STATED GOAL: Return each line that holds the word "ценностей".

MATERIAL PROVIDED:
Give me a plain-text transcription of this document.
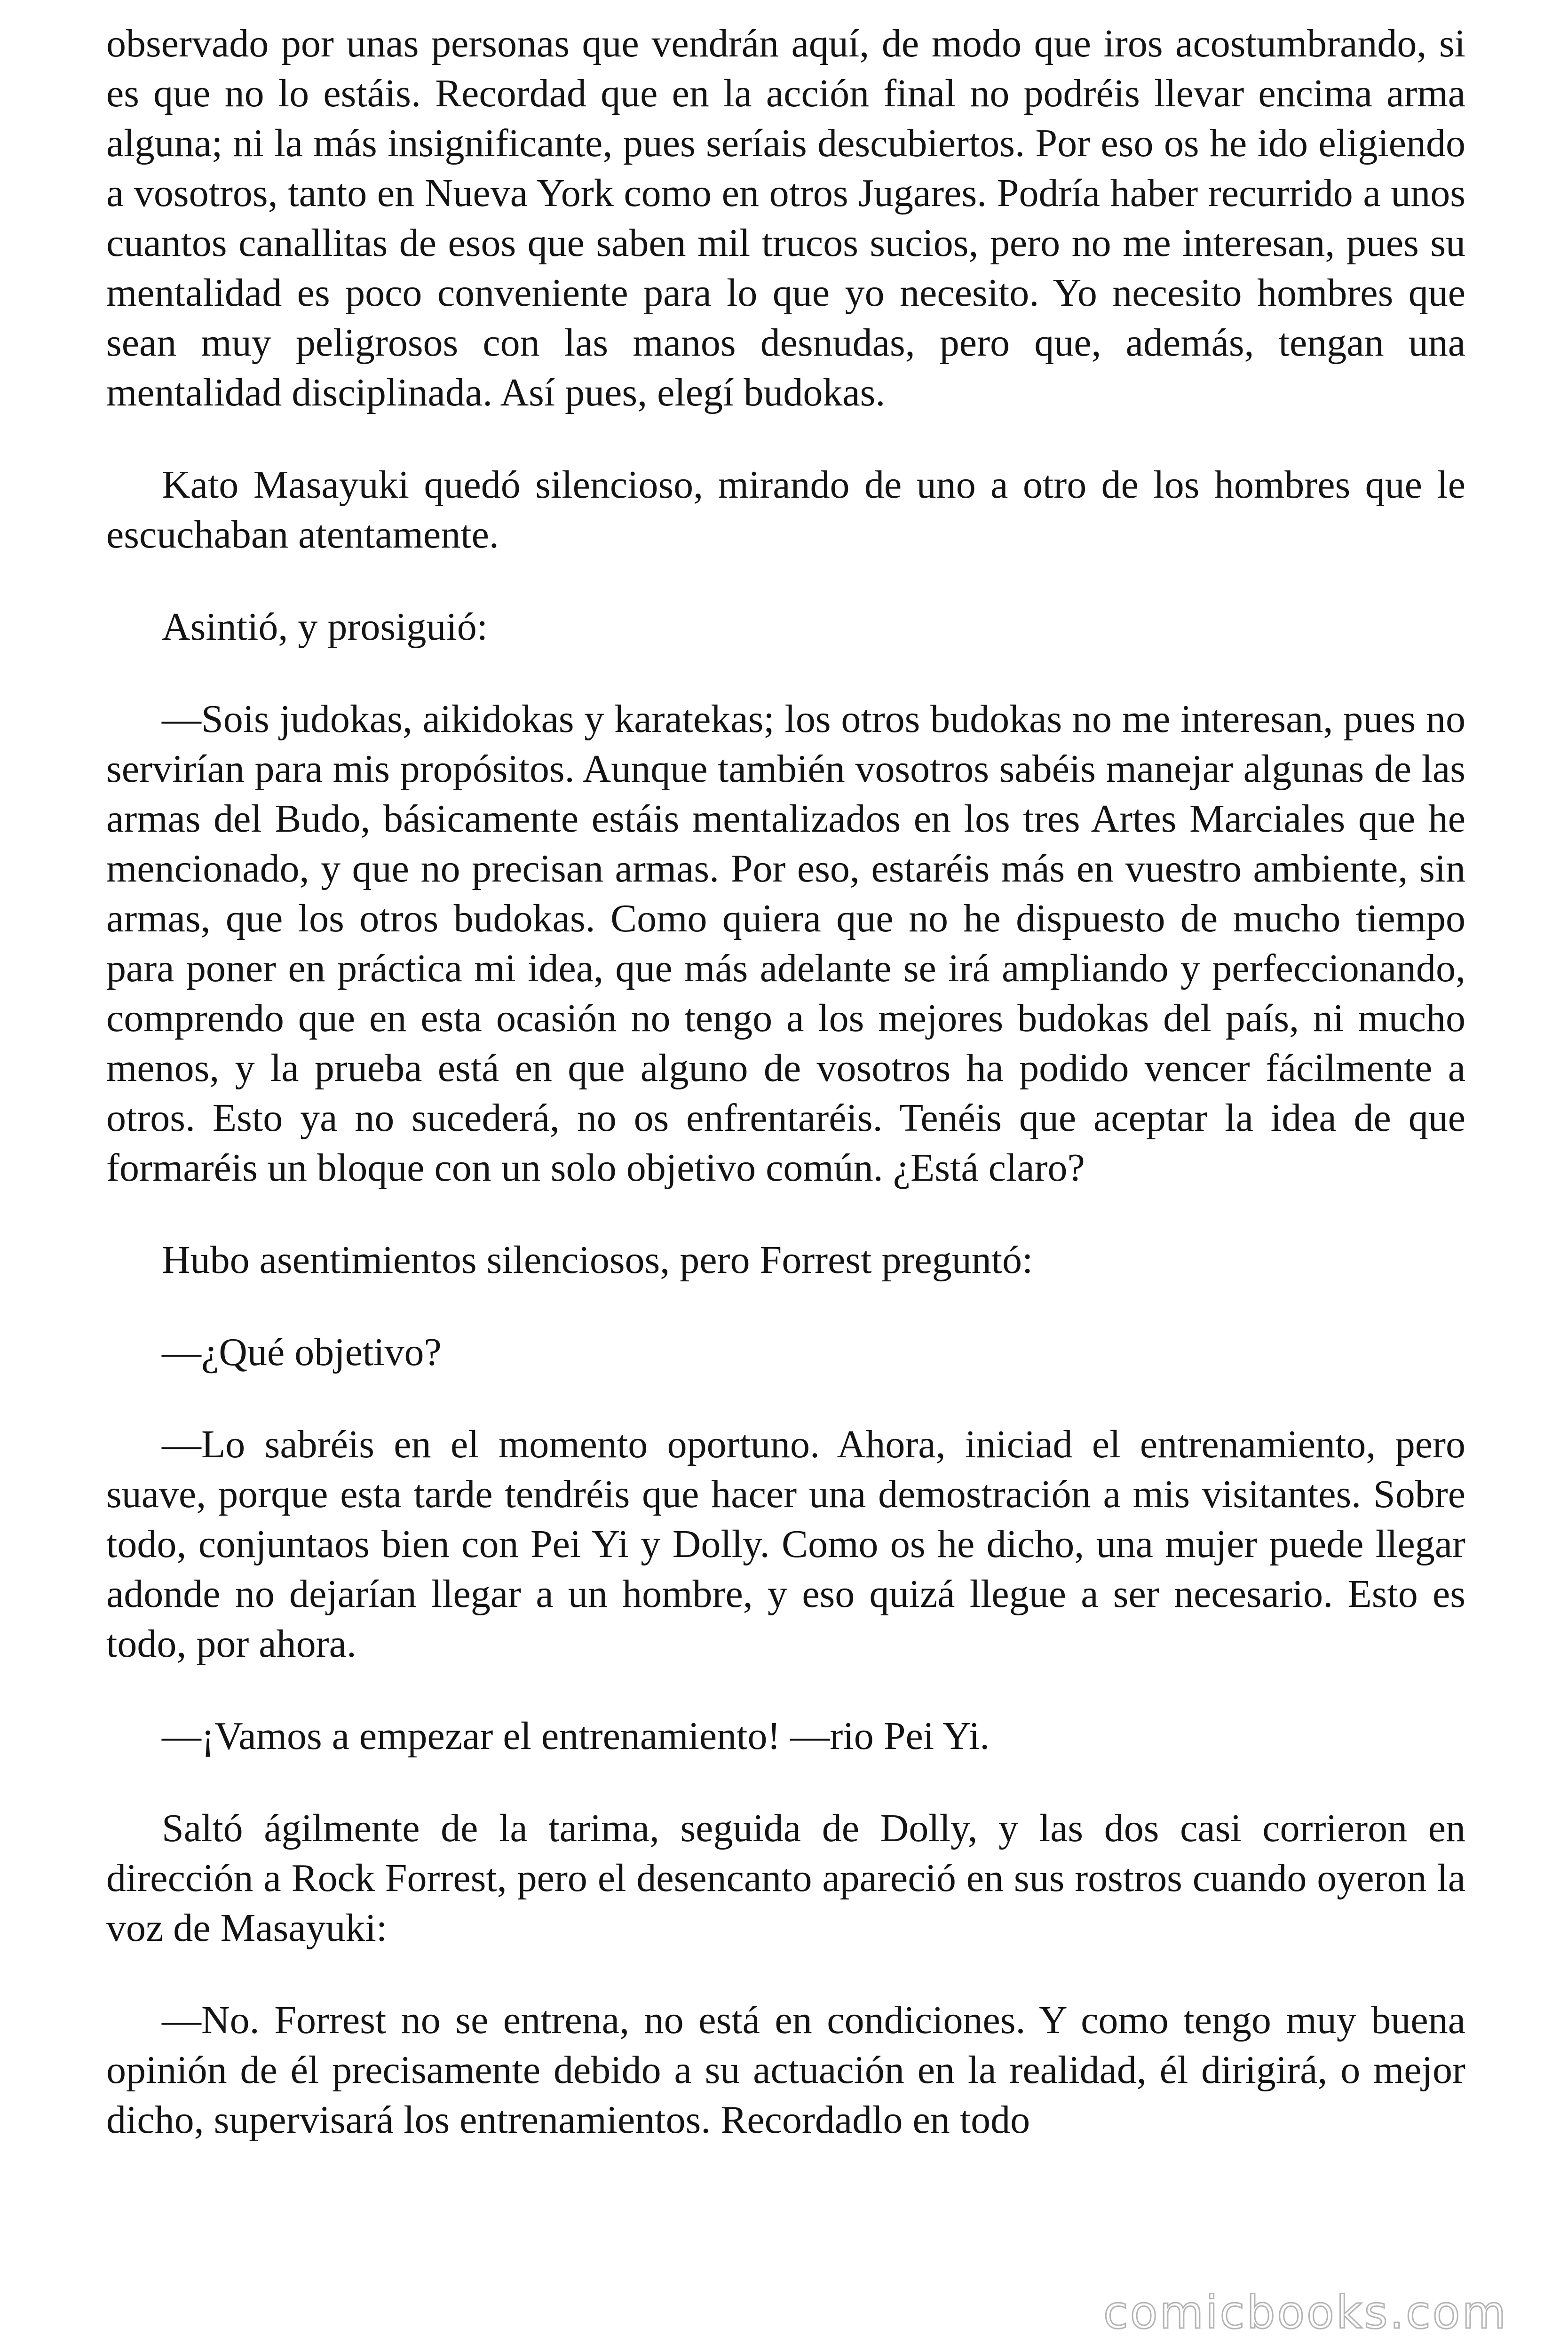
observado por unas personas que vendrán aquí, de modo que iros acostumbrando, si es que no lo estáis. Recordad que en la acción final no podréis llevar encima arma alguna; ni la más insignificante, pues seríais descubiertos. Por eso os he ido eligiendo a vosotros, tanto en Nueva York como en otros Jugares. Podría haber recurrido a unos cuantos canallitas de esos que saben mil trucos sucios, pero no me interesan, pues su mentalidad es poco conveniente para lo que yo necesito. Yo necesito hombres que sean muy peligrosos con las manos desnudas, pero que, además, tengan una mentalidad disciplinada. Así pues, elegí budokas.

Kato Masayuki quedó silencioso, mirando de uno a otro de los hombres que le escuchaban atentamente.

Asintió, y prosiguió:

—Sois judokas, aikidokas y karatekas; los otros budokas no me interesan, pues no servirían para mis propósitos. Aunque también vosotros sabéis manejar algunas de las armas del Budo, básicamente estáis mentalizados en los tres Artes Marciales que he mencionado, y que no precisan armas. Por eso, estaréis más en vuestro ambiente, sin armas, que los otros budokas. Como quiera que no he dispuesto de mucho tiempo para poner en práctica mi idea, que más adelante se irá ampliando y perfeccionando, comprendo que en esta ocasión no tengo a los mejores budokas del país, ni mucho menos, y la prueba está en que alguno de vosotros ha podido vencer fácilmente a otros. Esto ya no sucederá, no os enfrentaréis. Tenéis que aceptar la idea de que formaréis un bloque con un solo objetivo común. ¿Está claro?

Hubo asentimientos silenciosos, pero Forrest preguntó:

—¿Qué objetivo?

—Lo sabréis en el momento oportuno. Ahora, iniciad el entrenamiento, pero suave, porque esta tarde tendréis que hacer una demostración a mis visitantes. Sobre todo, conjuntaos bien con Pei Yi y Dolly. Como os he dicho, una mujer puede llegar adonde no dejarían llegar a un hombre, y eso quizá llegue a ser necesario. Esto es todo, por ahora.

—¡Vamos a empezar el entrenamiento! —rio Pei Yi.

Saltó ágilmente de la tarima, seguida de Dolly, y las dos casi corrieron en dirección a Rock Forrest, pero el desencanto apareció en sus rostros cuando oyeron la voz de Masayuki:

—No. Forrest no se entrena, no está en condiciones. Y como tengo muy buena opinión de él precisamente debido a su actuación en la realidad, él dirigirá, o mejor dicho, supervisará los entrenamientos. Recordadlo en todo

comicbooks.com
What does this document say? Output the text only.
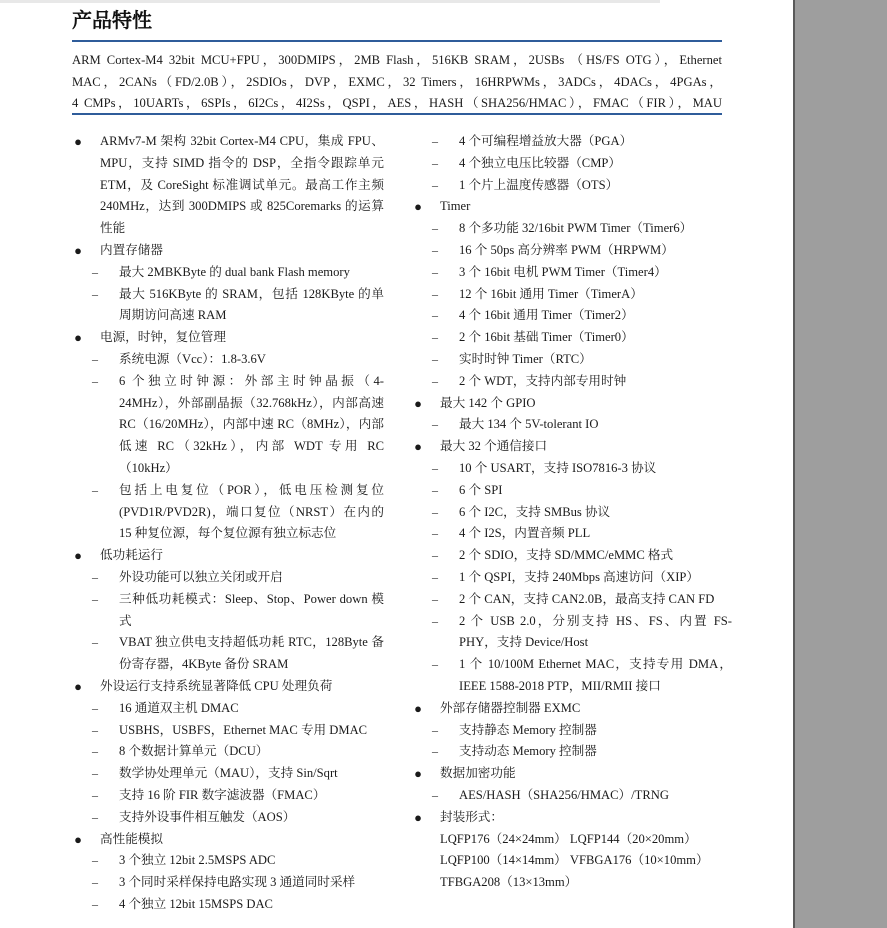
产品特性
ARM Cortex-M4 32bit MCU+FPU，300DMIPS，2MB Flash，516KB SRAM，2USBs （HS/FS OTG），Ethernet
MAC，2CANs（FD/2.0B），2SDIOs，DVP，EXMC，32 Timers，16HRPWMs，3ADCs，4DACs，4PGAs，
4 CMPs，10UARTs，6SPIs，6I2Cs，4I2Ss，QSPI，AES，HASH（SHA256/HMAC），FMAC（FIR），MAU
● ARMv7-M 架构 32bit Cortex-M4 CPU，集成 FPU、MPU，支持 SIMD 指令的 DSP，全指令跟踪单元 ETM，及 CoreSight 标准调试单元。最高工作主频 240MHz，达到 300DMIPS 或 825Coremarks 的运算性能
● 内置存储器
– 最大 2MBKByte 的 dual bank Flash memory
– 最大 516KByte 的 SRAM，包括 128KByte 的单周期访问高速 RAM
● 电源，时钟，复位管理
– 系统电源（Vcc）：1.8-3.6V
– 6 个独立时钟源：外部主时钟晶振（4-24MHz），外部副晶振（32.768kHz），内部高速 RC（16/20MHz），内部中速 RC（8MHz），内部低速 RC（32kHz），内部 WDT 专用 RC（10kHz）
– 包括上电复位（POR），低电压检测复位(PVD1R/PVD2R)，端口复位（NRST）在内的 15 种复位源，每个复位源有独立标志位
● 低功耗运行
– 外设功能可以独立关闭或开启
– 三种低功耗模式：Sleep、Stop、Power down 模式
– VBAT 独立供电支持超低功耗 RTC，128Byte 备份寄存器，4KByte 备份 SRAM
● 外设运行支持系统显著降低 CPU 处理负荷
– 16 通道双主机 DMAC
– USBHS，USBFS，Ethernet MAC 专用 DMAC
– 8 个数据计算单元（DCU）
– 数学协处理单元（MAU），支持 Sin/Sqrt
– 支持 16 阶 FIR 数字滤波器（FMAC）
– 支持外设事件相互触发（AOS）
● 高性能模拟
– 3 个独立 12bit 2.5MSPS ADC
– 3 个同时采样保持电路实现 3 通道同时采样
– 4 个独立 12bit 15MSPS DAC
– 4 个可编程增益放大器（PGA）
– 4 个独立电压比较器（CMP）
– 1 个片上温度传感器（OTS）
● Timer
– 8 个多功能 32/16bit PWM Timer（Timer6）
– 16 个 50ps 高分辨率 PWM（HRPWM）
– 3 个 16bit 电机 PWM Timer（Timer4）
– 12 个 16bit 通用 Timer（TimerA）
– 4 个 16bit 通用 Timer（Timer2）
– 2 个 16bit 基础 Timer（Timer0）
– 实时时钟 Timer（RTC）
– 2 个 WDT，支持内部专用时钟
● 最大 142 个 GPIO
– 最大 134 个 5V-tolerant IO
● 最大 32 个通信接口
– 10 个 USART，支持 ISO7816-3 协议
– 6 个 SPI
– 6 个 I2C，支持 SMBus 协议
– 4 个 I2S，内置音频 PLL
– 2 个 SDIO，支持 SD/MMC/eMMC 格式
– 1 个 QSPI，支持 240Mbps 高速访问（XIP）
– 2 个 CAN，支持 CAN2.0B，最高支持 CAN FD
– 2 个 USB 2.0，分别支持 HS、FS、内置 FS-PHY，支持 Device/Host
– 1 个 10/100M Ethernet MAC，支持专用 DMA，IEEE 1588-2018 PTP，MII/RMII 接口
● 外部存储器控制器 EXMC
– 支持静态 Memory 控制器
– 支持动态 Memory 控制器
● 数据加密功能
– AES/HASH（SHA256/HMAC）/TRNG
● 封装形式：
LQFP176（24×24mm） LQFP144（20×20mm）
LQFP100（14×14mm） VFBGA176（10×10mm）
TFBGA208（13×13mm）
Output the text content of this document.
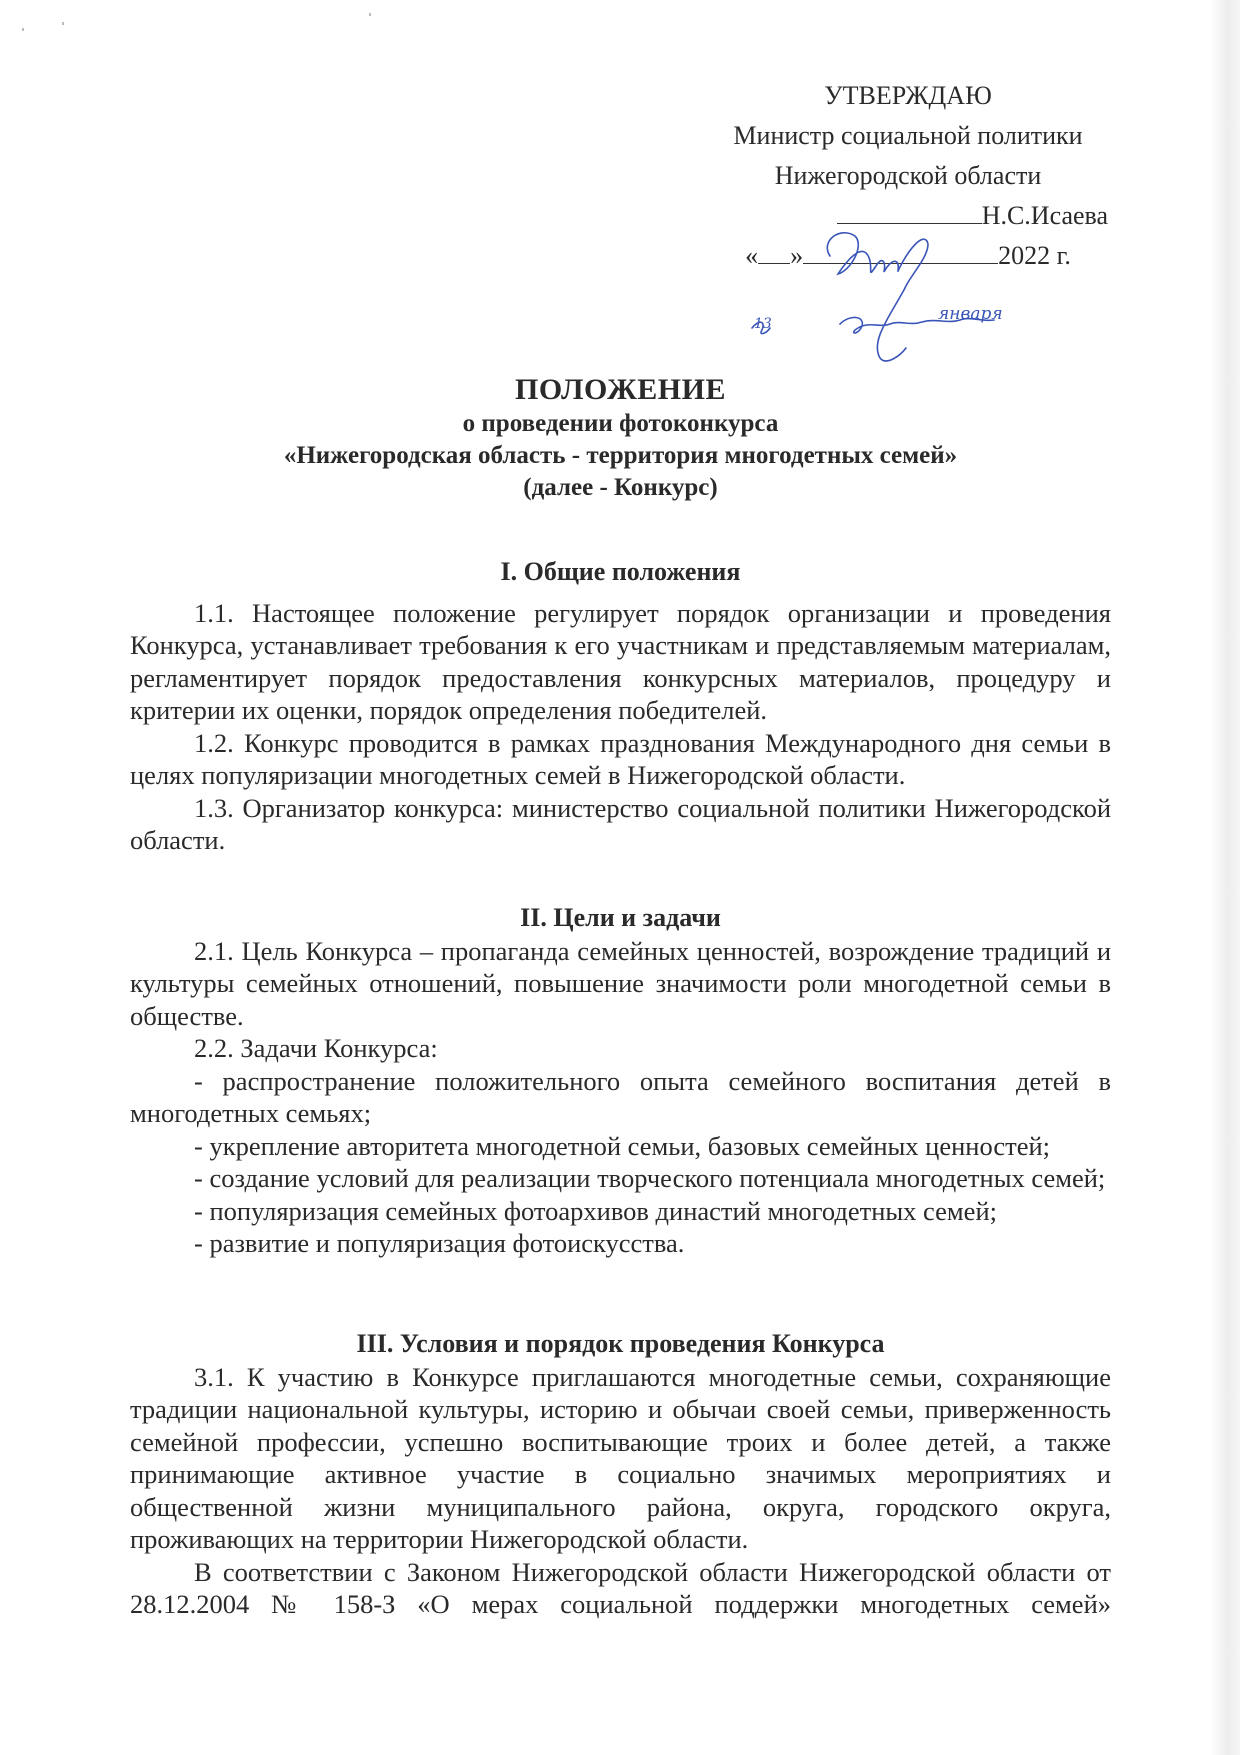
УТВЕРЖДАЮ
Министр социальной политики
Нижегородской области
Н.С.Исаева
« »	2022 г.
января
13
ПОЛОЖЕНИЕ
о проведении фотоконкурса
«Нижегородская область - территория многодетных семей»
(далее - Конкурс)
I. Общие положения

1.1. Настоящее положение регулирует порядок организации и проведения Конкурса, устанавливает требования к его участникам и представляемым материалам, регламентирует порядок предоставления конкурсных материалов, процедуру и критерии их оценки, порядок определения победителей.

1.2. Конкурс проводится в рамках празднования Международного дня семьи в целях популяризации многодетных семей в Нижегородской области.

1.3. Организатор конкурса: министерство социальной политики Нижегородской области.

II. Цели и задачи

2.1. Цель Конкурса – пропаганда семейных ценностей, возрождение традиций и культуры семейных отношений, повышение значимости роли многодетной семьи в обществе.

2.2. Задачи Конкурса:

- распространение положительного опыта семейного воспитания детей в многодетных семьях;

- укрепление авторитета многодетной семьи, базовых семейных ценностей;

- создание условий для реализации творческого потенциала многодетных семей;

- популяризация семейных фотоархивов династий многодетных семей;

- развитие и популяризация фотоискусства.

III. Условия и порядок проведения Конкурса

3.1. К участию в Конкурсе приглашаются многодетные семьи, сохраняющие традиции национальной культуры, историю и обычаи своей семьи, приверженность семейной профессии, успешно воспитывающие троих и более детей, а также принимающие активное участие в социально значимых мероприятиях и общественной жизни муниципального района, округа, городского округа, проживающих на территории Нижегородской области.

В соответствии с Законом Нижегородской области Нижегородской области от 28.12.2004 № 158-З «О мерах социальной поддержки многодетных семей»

ANSWER TO THE EXERCISE:
2.1. Цель Конкурса – пропаганда семейных ценностей, возрождение традиций и культуры семейных отношений, повышение значимости роли многодетной семьи в обществе.
- укрепление авторитета многодетной семьи, базовых семейных ценностей;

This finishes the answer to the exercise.